* Exercise
Transcribe each of the records below exactly, excluding all pictures.

---*---

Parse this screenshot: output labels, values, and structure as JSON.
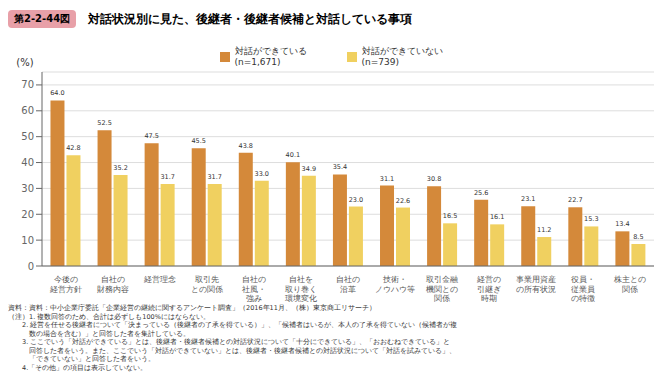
{
  "chart_data": {
    "type": "bar",
    "title": "対話状況別に見た、後継者・後継者候補と対話している事項",
    "fig_label": "第2-2-44図",
    "fig_label_color": "#E8A0A8",
    "ylabel": "(%)",
    "categories": [
      "今後の\n経営方針",
      "自社の\n財務内容",
      "経営理念",
      "取引先\nとの関係",
      "自社の\n社風・\n強み",
      "自社を\n取り巻く\n環境変化",
      "自社の\n沿革",
      "技術・\nノウハウ等",
      "取引金融\n機関との\n関係",
      "経営の\n引継ぎ\n時期",
      "事業用資産\nの所有状況",
      "役員・\n従業員\nの特徴",
      "株主との\n関係"
    ],
    "series": [
      {
        "name": "対話ができている\n(n=1,671)",
        "color": "#D4893A",
        "values": [
          64.0,
          52.5,
          47.5,
          45.5,
          43.8,
          40.1,
          35.4,
          31.1,
          30.8,
          25.6,
          23.1,
          22.7,
          13.4
        ],
        "value_labels": [
          "64.0",
          "52.5",
          "47.5",
          "45.5",
          "43.8",
          "40.1",
          "35.4",
          "31.1",
          "30.8",
          "25.6",
          "23.1",
          "22.7",
          "13.4"
        ]
      },
      {
        "name": "対話ができていない\n(n=739)",
        "color": "#F0D060",
        "values": [
          42.8,
          35.2,
          31.7,
          31.7,
          33.0,
          34.9,
          23.0,
          22.6,
          16.5,
          16.1,
          11.2,
          15.3,
          8.5
        ],
        "value_labels": [
          "42.8",
          "35.2",
          "31.7",
          "31.7",
          "33.0",
          "34.9",
          "23.0",
          "22.6",
          "16.5",
          "16.1",
          "11.2",
          "15.3",
          "8.5"
        ]
      }
    ],
    "ylim": [
      0,
      75
    ],
    "yticks": [
      0,
      10,
      20,
      30,
      40,
      50,
      60,
      70
    ],
    "grid": true,
    "legend": "top",
    "data_labels": true,
    "footnotes": [
      "資料：資料：中小企業庁委託「企業経営の継続に関するアンケート調査」（2016年11月、（株）東京商工リサーチ）",
      "（注）1. 複数回答のため、合計は必ずしも100%にはならない。",
      "　　2. 経営を任せる後継者について「決まっている（後継者の了承を得ている）」、「候補者はいるが、本人の了承を得ていない（候補者が複",
      "　　　数の場合を含む）」と回答した者を集計している。",
      "　　3. ここでいう「対話ができている」とは、後継者・後継者候補との対話状況について「十分にできている」、「おおむねできている」と",
      "　　　回答した者をいう。また、ここでいう「対話ができていない」とは、後継者・後継者候補との対話状況について「対話を試みている」、",
      "　　　「できていない」と回答した者をいう。",
      "　　4.「その他」の項目は表示していない。"
    ]
  }
}
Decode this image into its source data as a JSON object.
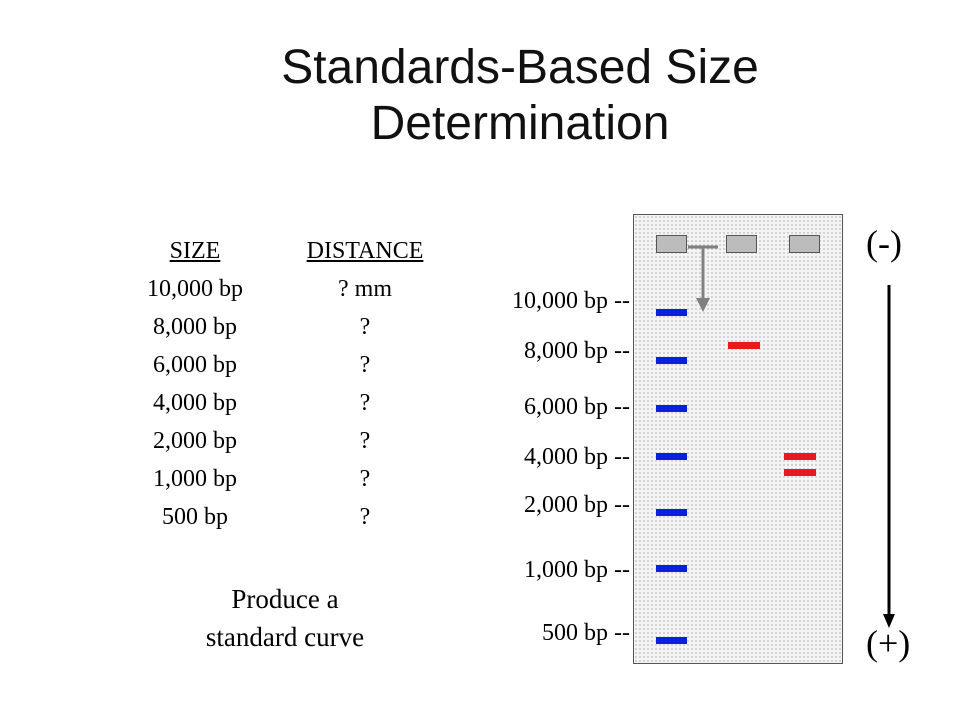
{
  "title": [
    "Standards-Based Size",
    "Determination"
  ],
  "table": {
    "headers": {
      "size": "SIZE",
      "distance": "DISTANCE"
    },
    "rows": [
      {
        "size": "10,000 bp",
        "distance": "? mm"
      },
      {
        "size": "8,000 bp",
        "distance": "?"
      },
      {
        "size": "6,000 bp",
        "distance": "?"
      },
      {
        "size": "4,000 bp",
        "distance": "?"
      },
      {
        "size": "2,000 bp",
        "distance": "?"
      },
      {
        "size": "1,000 bp",
        "distance": "?"
      },
      {
        "size": "500 bp",
        "distance": "?"
      }
    ]
  },
  "caption": [
    "Produce a",
    "standard curve"
  ],
  "gel_labels": [
    "10,000 bp --",
    "8,000 bp --",
    "6,000 bp --",
    "4,000 bp --",
    "2,000 bp --",
    "1,000 bp --",
    "500 bp --"
  ],
  "poles": {
    "negative": "(-)",
    "positive": "(+)"
  },
  "colors": {
    "ladder_band": "#0b1fe0",
    "sample_band": "#e8181b",
    "well": "#bcbcbc",
    "gel": "#f4f4f4"
  }
}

---*---

* Expected answer
Parse this screenshot: output labels, values, and structure as JSON.
{
  "chart_data": {
    "type": "bar",
    "title": "対話状況別に見た、後継者・後継者候補と対話している事項",
    "fig_label": "第2-2-44図",
    "fig_label_color": "#E8A0A8",
    "ylabel": "(%)",
    "categories": [
      "今後の\n経営方針",
      "自社の\n財務内容",
      "経営理念",
      "取引先\nとの関係",
      "自社の\n社風・\n強み",
      "自社を\n取り巻く\n環境変化",
      "自社の\n沿革",
      "技術・\nノウハウ等",
      "取引金融\n機関との\n関係",
      "経営の\n引継ぎ\n時期",
      "事業用資産\nの所有状況",
      "役員・\n従業員\nの特徴",
      "株主との\n関係"
    ],
    "series": [
      {
        "name": "対話ができている\n(n=1,671)",
        "color": "#D4893A",
        "values": [
          64.0,
          52.5,
          47.5,
          45.5,
          43.8,
          40.1,
          35.4,
          31.1,
          30.8,
          25.6,
          23.1,
          22.7,
          13.4
        ],
        "value_labels": [
          "64.0",
          "52.5",
          "47.5",
          "45.5",
          "43.8",
          "40.1",
          "35.4",
          "31.1",
          "30.8",
          "25.6",
          "23.1",
          "22.7",
          "13.4"
        ]
      },
      {
        "name": "対話ができていない\n(n=739)",
        "color": "#F0D060",
        "values": [
          42.8,
          35.2,
          31.7,
          31.7,
          33.0,
          34.9,
          23.0,
          22.6,
          16.5,
          16.1,
          11.2,
          15.3,
          8.5
        ],
        "value_labels": [
          "42.8",
          "35.2",
          "31.7",
          "31.7",
          "33.0",
          "34.9",
          "23.0",
          "22.6",
          "16.5",
          "16.1",
          "11.2",
          "15.3",
          "8.5"
        ]
      }
    ],
    "ylim": [
      0,
      75
    ],
    "yticks": [
      0,
      10,
      20,
      30,
      40,
      50,
      60,
      70
    ],
    "grid": true,
    "legend": "top",
    "data_labels": true,
    "footnotes": [
      "資料：資料：中小企業庁委託「企業経営の継続に関するアンケート調査」（2016年11月、（株）東京商工リサーチ）",
      "（注）1. 複数回答のため、合計は必ずしも100%にはならない。",
      "　　2. 経営を任せる後継者について「決まっている（後継者の了承を得ている）」、「候補者はいるが、本人の了承を得ていない（候補者が複",
      "　　　数の場合を含む）」と回答した者を集計している。",
      "　　3. ここでいう「対話ができている」とは、後継者・後継者候補との対話状況について「十分にできている」、「おおむねできている」と",
      "　　　回答した者をいう。また、ここでいう「対話ができていない」とは、後継者・後継者候補との対話状況について「対話を試みている」、",
      "　　　「できていない」と回答した者をいう。",
      "　　4.「その他」の項目は表示していない。"
    ]
  }
}
Decode this image into its source data as a JSON object.
{
  "title": [
    "Standards-Based Size",
    "Determination"
  ],
  "table": {
    "headers": {
      "size": "SIZE",
      "distance": "DISTANCE"
    },
    "rows": [
      {
        "size": "10,000 bp",
        "distance": "? mm"
      },
      {
        "size": "8,000 bp",
        "distance": "?"
      },
      {
        "size": "6,000 bp",
        "distance": "?"
      },
      {
        "size": "4,000 bp",
        "distance": "?"
      },
      {
        "size": "2,000 bp",
        "distance": "?"
      },
      {
        "size": "1,000 bp",
        "distance": "?"
      },
      {
        "size": "500 bp",
        "distance": "?"
      }
    ]
  },
  "caption": [
    "Produce a",
    "standard curve"
  ],
  "gel_labels": [
    "10,000 bp --",
    "8,000 bp --",
    "6,000 bp --",
    "4,000 bp --",
    "2,000 bp --",
    "1,000 bp --",
    "500 bp --"
  ],
  "poles": {
    "negative": "(-)",
    "positive": "(+)"
  },
  "colors": {
    "ladder_band": "#0b1fe0",
    "sample_band": "#e8181b",
    "well": "#bcbcbc",
    "gel": "#f4f4f4"
  }
}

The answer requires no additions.